**INSTRUCTION**
Take each line containing the word "watermark" and copy it.

**RECORDS FOR THE EXERCISE**
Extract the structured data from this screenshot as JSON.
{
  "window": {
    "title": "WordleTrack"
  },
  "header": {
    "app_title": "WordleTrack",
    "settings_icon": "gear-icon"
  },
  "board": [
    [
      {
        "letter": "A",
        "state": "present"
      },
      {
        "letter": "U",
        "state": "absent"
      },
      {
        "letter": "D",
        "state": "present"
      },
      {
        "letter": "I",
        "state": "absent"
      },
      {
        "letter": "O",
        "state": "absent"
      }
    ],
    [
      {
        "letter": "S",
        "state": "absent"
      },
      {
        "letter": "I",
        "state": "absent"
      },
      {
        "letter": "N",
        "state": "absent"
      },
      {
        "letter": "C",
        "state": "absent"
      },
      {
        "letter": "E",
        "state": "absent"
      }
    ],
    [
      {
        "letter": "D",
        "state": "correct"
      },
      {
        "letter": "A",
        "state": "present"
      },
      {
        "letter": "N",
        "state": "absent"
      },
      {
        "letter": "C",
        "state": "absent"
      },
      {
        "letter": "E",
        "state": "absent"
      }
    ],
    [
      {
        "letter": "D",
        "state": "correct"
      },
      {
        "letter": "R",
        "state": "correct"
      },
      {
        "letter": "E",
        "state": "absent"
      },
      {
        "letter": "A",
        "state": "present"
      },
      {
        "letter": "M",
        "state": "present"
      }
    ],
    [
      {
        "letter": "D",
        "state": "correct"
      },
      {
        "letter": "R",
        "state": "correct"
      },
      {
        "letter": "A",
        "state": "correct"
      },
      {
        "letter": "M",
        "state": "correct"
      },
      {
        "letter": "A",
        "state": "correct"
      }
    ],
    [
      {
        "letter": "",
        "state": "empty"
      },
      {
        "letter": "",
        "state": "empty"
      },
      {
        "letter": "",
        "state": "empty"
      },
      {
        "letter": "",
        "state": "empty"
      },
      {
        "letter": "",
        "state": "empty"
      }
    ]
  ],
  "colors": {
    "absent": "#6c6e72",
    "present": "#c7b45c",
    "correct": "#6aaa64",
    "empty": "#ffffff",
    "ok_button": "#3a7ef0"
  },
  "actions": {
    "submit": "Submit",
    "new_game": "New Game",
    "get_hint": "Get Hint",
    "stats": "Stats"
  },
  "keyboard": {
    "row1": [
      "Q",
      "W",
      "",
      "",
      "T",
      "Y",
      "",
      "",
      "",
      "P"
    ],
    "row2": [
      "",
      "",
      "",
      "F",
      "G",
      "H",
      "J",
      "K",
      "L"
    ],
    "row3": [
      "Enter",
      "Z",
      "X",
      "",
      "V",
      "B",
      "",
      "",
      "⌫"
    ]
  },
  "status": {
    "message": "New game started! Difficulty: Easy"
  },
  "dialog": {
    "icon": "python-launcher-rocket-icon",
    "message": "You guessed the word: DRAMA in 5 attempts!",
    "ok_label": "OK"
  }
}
* * *
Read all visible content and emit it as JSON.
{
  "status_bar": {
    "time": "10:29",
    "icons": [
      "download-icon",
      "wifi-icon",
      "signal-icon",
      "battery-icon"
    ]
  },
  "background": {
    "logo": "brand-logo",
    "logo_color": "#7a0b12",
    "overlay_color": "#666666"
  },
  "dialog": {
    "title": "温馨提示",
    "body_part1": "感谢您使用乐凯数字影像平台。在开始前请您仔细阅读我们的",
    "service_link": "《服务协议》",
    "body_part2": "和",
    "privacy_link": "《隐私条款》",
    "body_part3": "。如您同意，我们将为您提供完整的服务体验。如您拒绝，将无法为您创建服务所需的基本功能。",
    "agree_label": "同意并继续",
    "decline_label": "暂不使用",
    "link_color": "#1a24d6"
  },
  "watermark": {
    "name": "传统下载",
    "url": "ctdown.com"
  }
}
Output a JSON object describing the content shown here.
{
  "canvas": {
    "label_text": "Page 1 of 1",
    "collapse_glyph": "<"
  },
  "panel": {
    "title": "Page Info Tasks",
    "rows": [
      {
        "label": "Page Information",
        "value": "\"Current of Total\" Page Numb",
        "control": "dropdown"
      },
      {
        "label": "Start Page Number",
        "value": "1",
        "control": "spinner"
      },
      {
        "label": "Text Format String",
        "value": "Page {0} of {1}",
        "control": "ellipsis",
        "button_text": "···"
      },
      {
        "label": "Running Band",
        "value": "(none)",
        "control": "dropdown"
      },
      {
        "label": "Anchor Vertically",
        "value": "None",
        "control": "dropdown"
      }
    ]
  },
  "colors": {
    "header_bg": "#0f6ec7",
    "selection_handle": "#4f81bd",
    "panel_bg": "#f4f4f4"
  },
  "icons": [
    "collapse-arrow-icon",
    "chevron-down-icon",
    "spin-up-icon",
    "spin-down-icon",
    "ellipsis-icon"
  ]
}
* * *
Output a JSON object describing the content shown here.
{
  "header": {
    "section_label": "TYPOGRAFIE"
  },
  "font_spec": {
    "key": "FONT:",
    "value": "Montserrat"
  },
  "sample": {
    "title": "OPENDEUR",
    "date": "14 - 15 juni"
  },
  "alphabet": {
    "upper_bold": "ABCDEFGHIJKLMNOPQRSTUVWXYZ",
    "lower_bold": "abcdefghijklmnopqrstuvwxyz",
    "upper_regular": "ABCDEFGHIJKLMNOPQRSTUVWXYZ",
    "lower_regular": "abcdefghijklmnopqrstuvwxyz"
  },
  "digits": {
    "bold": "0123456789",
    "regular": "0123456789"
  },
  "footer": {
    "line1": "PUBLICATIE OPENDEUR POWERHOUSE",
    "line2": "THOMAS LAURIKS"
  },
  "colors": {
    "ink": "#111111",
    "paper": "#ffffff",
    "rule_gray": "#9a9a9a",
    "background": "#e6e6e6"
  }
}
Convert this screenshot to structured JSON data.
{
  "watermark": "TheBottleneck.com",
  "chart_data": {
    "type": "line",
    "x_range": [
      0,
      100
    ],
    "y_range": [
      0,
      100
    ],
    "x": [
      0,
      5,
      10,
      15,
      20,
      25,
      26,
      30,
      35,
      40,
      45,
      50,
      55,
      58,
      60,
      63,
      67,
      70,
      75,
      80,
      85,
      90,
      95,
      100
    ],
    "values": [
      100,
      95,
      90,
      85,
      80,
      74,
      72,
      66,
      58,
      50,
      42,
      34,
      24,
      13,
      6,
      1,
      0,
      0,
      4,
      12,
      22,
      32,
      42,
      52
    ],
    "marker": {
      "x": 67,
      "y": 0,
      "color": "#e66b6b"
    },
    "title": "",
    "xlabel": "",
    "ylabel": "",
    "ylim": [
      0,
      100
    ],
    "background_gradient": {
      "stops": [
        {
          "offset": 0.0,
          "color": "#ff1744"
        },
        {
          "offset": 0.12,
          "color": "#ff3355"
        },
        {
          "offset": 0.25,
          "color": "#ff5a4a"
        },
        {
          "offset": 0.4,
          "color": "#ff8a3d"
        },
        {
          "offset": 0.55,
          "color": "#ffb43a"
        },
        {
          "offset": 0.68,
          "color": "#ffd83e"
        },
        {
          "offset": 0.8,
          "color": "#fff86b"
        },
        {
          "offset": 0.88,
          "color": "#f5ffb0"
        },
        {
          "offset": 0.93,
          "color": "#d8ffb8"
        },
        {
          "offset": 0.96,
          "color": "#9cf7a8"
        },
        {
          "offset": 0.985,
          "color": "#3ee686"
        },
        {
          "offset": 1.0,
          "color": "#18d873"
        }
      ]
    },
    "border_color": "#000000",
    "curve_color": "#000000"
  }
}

**RESPONSE TO THIS TASK**
  "watermark": {
  "watermark": "TheBottleneck.com",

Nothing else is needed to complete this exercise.